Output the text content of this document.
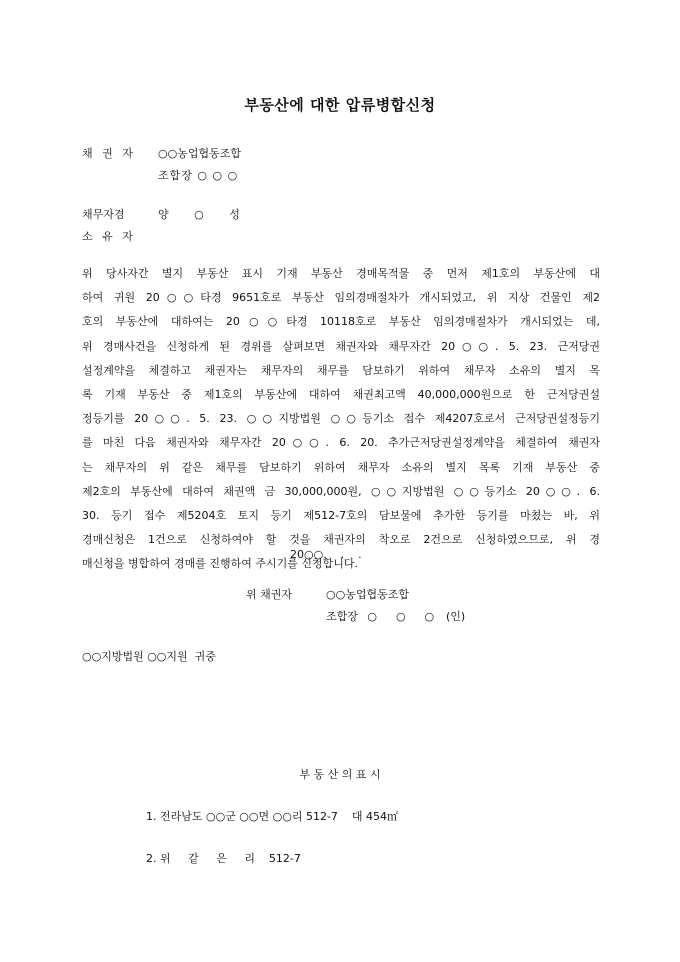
부동산에 대한 압류병합신청
채 권 자 ○○농업협동조합
조합장 ○ ○ ○
채무자겸	양 ○ 성
소 유 자
위 당사자간 별지 부동산 표시 기재 부동산 경매목적물 중 먼저 제1호의 부동산에 대
하여 귀원 20○○타경 9651호로 부동산 임의경매절차가 개시되었고, 위 지상 건물인 제2
호의 부동산에 대하여는 20○○타경 10118호로 부동산 임의경매절차가 개시되었는 데,
위 경매사건을 신청하게 된 경위를 살펴보면 채권자와 채무자간 20○○. 5. 23. 근저당권
설정계약을 체결하고 채권자는 채무자의 채무를 담보하기 위하여 채무자 소유의 별지 목
록 기재 부동산 중 제1호의 부동산에 대하여 채권최고액 40,000,000원으로 한 근저당권설
정등기를 20○○. 5. 23. ○○지방법원 ○○등기소 접수 제4207호로서 근저당권설정등기
를 마친 다음 채권자와 채무자간 20○○. 6. 20. 추가근저당권설정계약을 체결하여 채권자
는 채무자의 위 같은 채무를 담보하기 위하여 채무자 소유의 별지 목록 기재 부동산 중
제2호의 부동산에 대하여 채권액 금 30,000,000원, ○○지방법원 ○○등기소 20○○. 6.
30. 등기 접수 제5204호 토지 등기 제512-7호의 담보물에 추가한 등기를 마쳤는 바, 위
경매신청은 1건으로 신청하여야 할 것을 채권자의 착오로 2건으로 신청하였으므로, 위 경
매신청을 병합하여 경매를 진행하여 주시기를 신청합니다.
20○○.    .    .
위 채권자	○○농업협동조합
조합장 ○  ○  ○ (인)
○○지방법원 ○○지원  귀중
부 동 산 의 표 시
1. 전라남도 ○○군 ○○면 ○○리 512-7    대 454㎡
2. 위     같     은     리    512-7
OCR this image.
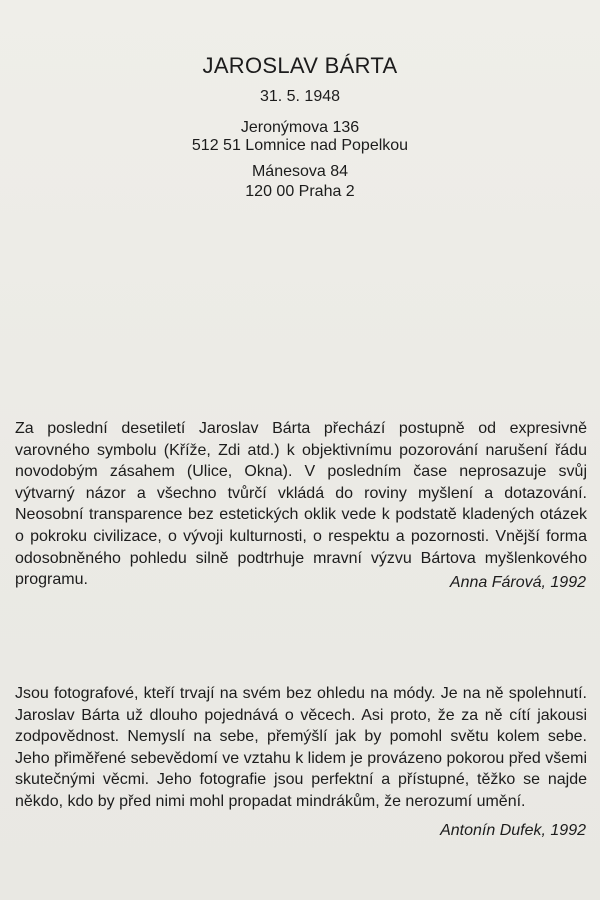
JAROSLAV BÁRTA
31. 5. 1948
Jeronýmova 136
512 51 Lomnice nad Popelkou
Mánesova 84
120 00 Praha 2

Za poslední desetiletí Jaroslav Bárta přechází postupně od expresivně varovného symbolu (Kříže, Zdi atd.) k objektivnímu pozorování narušení řádu novodobým zásahem (Ulice, Okna). V posledním čase neprosazuje svůj výtvarný názor a všechno tvůrčí vkládá do roviny myšlení a dotazování. Neosobní transparence bez estetických oklik vede k podstatě kladených otázek o pokroku civilizace, o vývoji kulturnosti, o respektu a pozornosti. Vnější forma odosobněného pohledu silně podtrhuje mravní výzvu Bártova myšlenkového programu.	Anna Fárová, 1992

Jsou fotografové, kteří trvají na svém bez ohledu na módy. Je na ně spolehnutí. Jaroslav Bárta už dlouho pojednává o věcech. Asi proto, že za ně cítí jakousi zodpovědnost. Nemyslí na sebe, přemýšlí jak by pomohl světu kolem sebe. Jeho přiměřené sebevědomí ve vztahu k lidem je provázeno pokorou před všemi skutečnými věcmi. Jeho fotografie jsou perfektní a přístupné, těžko se najde někdo, kdo by před nimi mohl propadat mindrákům, že nerozumí umění.

Antonín Dufek, 1992
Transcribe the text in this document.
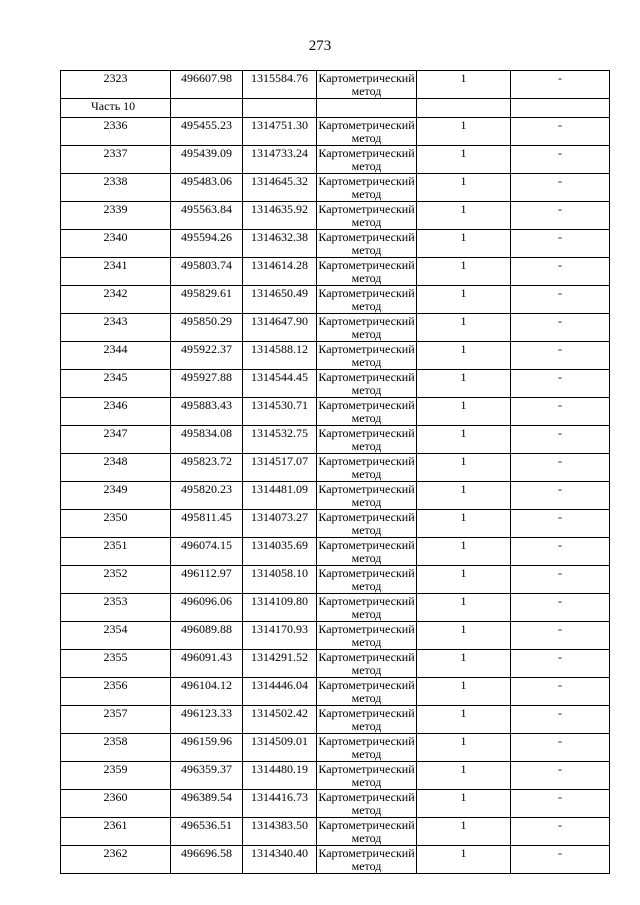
273
2323	496607.98	1315584.76	Картометрический метод	1	-
Часть 10					
2336	495455.23	1314751.30	Картометрический метод	1	-
2337	495439.09	1314733.24	Картометрический метод	1	-
2338	495483.06	1314645.32	Картометрический метод	1	-
2339	495563.84	1314635.92	Картометрический метод	1	-
2340	495594.26	1314632.38	Картометрический метод	1	-
2341	495803.74	1314614.28	Картометрический метод	1	-
2342	495829.61	1314650.49	Картометрический метод	1	-
2343	495850.29	1314647.90	Картометрический метод	1	-
2344	495922.37	1314588.12	Картометрический метод	1	-
2345	495927.88	1314544.45	Картометрический метод	1	-
2346	495883.43	1314530.71	Картометрический метод	1	-
2347	495834.08	1314532.75	Картометрический метод	1	-
2348	495823.72	1314517.07	Картометрический метод	1	-
2349	495820.23	1314481.09	Картометрический метод	1	-
2350	495811.45	1314073.27	Картометрический метод	1	-
2351	496074.15	1314035.69	Картометрический метод	1	-
2352	496112.97	1314058.10	Картометрический метод	1	-
2353	496096.06	1314109.80	Картометрический метод	1	-
2354	496089.88	1314170.93	Картометрический метод	1	-
2355	496091.43	1314291.52	Картометрический метод	1	-
2356	496104.12	1314446.04	Картометрический метод	1	-
2357	496123.33	1314502.42	Картометрический метод	1	-
2358	496159.96	1314509.01	Картометрический метод	1	-
2359	496359.37	1314480.19	Картометрический метод	1	-
2360	496389.54	1314416.73	Картометрический метод	1	-
2361	496536.51	1314383.50	Картометрический метод	1	-
2362	496696.58	1314340.40	Картометрический метод	1	-
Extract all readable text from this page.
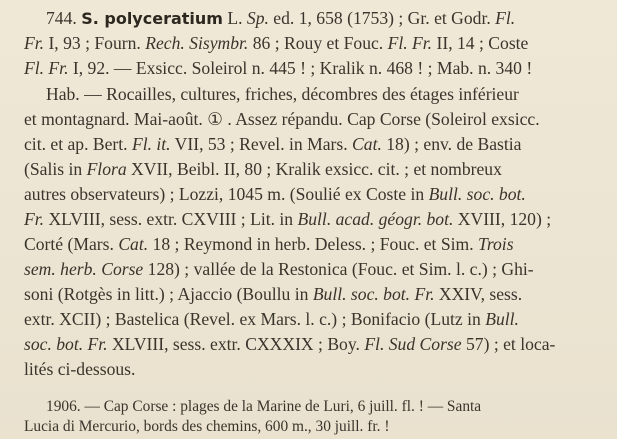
744. S. polyceratium L. Sp. ed. 1, 658 (1753) ; Gr. et Godr. Fl.
Fr. I, 93 ; Fourn. Rech. Sisymbr. 86 ; Rouy et Fouc. Fl. Fr. II, 14 ; Coste
Fl. Fr. I, 92. — Exsicc. Soleirol n. 445 ! ; Kralik n. 468 ! ; Mab. n. 340 !
Hab. — Rocailles, cultures, friches, décombres des étages inférieur
et montagnard. Mai-août. ① . Assez répandu. Cap Corse (Soleirol exsicc.
cit. et ap. Bert. Fl. it. VII, 53 ; Revel. in Mars. Cat. 18) ; env. de Bastia
(Salis in Flora XVII, Beibl. II, 80 ; Kralik exsicc. cit. ; et nombreux
autres observateurs) ; Lozzi, 1045 m. (Soulié ex Coste in Bull. soc. bot.
Fr. XLVIII, sess. extr. CXVIII ; Lit. in Bull. acad. géogr. bot. XVIII, 120) ;
Corté (Mars. Cat. 18 ; Reymond in herb. Deless. ; Fouc. et Sim. Trois
sem. herb. Corse 128) ; vallée de la Restonica (Fouc. et Sim. l. c.) ; Ghi-
soni (Rotgès in litt.) ; Ajaccio (Boullu in Bull. soc. bot. Fr. XXIV, sess.
extr. XCII) ; Bastelica (Revel. ex Mars. l. c.) ; Bonifacio (Lutz in Bull.
soc. bot. Fr. XLVIII, sess. extr. CXXXIX ; Boy. Fl. Sud Corse 57) ; et loca-
lités ci-dessous.
1906. — Cap Corse : plages de la Marine de Luri, 6 juill. fl. ! — Santa
Lucia di Mercurio, bords des chemins, 600 m., 30 juill. fr. !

====

Reproduce each line word for word and drop the pictures.

WRITTEN REPLY:
Output the text content of this document.
부동산에 대한 압류병합신청
채 권 자 ○○농업협동조합
조합장 ○ ○ ○
채무자겸	양 ○ 성
소 유 자
위 당사자간 별지 부동산 표시 기재 부동산 경매목적물 중 먼저 제1호의 부동산에 대
하여 귀원 20○○타경 9651호로 부동산 임의경매절차가 개시되었고, 위 지상 건물인 제2
호의 부동산에 대하여는 20○○타경 10118호로 부동산 임의경매절차가 개시되었는 데,
위 경매사건을 신청하게 된 경위를 살펴보면 채권자와 채무자간 20○○. 5. 23. 근저당권
설정계약을 체결하고 채권자는 채무자의 채무를 담보하기 위하여 채무자 소유의 별지 목
록 기재 부동산 중 제1호의 부동산에 대하여 채권최고액 40,000,000원으로 한 근저당권설
정등기를 20○○. 5. 23. ○○지방법원 ○○등기소 접수 제4207호로서 근저당권설정등기
를 마친 다음 채권자와 채무자간 20○○. 6. 20. 추가근저당권설정계약을 체결하여 채권자
는 채무자의 위 같은 채무를 담보하기 위하여 채무자 소유의 별지 목록 기재 부동산 중
제2호의 부동산에 대하여 채권액 금 30,000,000원, ○○지방법원 ○○등기소 20○○. 6.
30. 등기 접수 제5204호 토지 등기 제512-7호의 담보물에 추가한 등기를 마쳤는 바, 위
경매신청은 1건으로 신청하여야 할 것을 채권자의 착오로 2건으로 신청하였으므로, 위 경
매신청을 병합하여 경매를 진행하여 주시기를 신청합니다.
20○○.    .    .
위 채권자	○○농업협동조합
조합장 ○  ○  ○ (인)
○○지방법원 ○○지원  귀중
부 동 산 의 표 시
1. 전라남도 ○○군 ○○면 ○○리 512-7    대 454㎡
2. 위     같     은     리    512-7
OCR this image.
JAROSLAV BÁRTA
31. 5. 1948
Jeronýmova 136
512 51 Lomnice nad Popelkou
Mánesova 84
120 00 Praha 2

Za poslední desetiletí Jaroslav Bárta přechází postupně od expresivně varovného symbolu (Kříže, Zdi atd.) k objektivnímu pozorování narušení řádu novodobým zásahem (Ulice, Okna). V posledním čase neprosazuje svůj výtvarný názor a všechno tvůrčí vkládá do roviny myšlení a dotazování. Neosobní transparence bez estetických oklik vede k podstatě kladených otázek o pokroku civilizace, o vývoji kulturnosti, o respektu a pozornosti. Vnější forma odosobněného pohledu silně podtrhuje mravní výzvu Bártova myšlenkového programu.	Anna Fárová, 1992

Jsou fotografové, kteří trvají na svém bez ohledu na módy. Je na ně spolehnutí. Jaroslav Bárta už dlouho pojednává o věcech. Asi proto, že za ně cítí jakousi zodpovědnost. Nemyslí na sebe, přemýšlí jak by pomohl světu kolem sebe. Jeho přiměřené sebevědomí ve vztahu k lidem je provázeno pokorou před všemi skutečnými věcmi. Jeho fotografie jsou perfektní a přístupné, těžko se najde někdo, kdo by před nimi mohl propadat mindrákům, že nerozumí umění.

Antonín Dufek, 1992
Transcribe the text in this document.
273
2323	496607.98	1315584.76	Картометрический метод	1	-
Часть 10					
2336	495455.23	1314751.30	Картометрический метод	1	-
2337	495439.09	1314733.24	Картометрический метод	1	-
2338	495483.06	1314645.32	Картометрический метод	1	-
2339	495563.84	1314635.92	Картометрический метод	1	-
2340	495594.26	1314632.38	Картометрический метод	1	-
2341	495803.74	1314614.28	Картометрический метод	1	-
2342	495829.61	1314650.49	Картометрический метод	1	-
2343	495850.29	1314647.90	Картометрический метод	1	-
2344	495922.37	1314588.12	Картометрический метод	1	-
2345	495927.88	1314544.45	Картометрический метод	1	-
2346	495883.43	1314530.71	Картометрический метод	1	-
2347	495834.08	1314532.75	Картометрический метод	1	-
2348	495823.72	1314517.07	Картометрический метод	1	-
2349	495820.23	1314481.09	Картометрический метод	1	-
2350	495811.45	1314073.27	Картометрический метод	1	-
2351	496074.15	1314035.69	Картометрический метод	1	-
2352	496112.97	1314058.10	Картометрический метод	1	-
2353	496096.06	1314109.80	Картометрический метод	1	-
2354	496089.88	1314170.93	Картометрический метод	1	-
2355	496091.43	1314291.52	Картометрический метод	1	-
2356	496104.12	1314446.04	Картометрический метод	1	-
2357	496123.33	1314502.42	Картометрический метод	1	-
2358	496159.96	1314509.01	Картометрический метод	1	-
2359	496359.37	1314480.19	Картометрический метод	1	-
2360	496389.54	1314416.73	Картометрический метод	1	-
2361	496536.51	1314383.50	Картометрический метод	1	-
2362	496696.58	1314340.40	Картометрический метод	1	-
Extract all readable text from this page.
744. S. polyceratium L. Sp. ed. 1, 658 (1753) ; Gr. et Godr. Fl.
Fr. I, 93 ; Fourn. Rech. Sisymbr. 86 ; Rouy et Fouc. Fl. Fr. II, 14 ; Coste
Fl. Fr. I, 92. — Exsicc. Soleirol n. 445 ! ; Kralik n. 468 ! ; Mab. n. 340 !
Hab. — Rocailles, cultures, friches, décombres des étages inférieur
et montagnard. Mai-août. ① . Assez répandu. Cap Corse (Soleirol exsicc.
cit. et ap. Bert. Fl. it. VII, 53 ; Revel. in Mars. Cat. 18) ; env. de Bastia
(Salis in Flora XVII, Beibl. II, 80 ; Kralik exsicc. cit. ; et nombreux
autres observateurs) ; Lozzi, 1045 m. (Soulié ex Coste in Bull. soc. bot.
Fr. XLVIII, sess. extr. CXVIII ; Lit. in Bull. acad. géogr. bot. XVIII, 120) ;
Corté (Mars. Cat. 18 ; Reymond in herb. Deless. ; Fouc. et Sim. Trois
sem. herb. Corse 128) ; vallée de la Restonica (Fouc. et Sim. l. c.) ; Ghi-
soni (Rotgès in litt.) ; Ajaccio (Boullu in Bull. soc. bot. Fr. XXIV, sess.
extr. XCII) ; Bastelica (Revel. ex Mars. l. c.) ; Bonifacio (Lutz in Bull.
soc. bot. Fr. XLVIII, sess. extr. CXXXIX ; Boy. Fl. Sud Corse 57) ; et loca-
lités ci-dessous.
1906. — Cap Corse : plages de la Marine de Luri, 6 juill. fl. ! — Santa
Lucia di Mercurio, bords des chemins, 600 m., 30 juill. fr. !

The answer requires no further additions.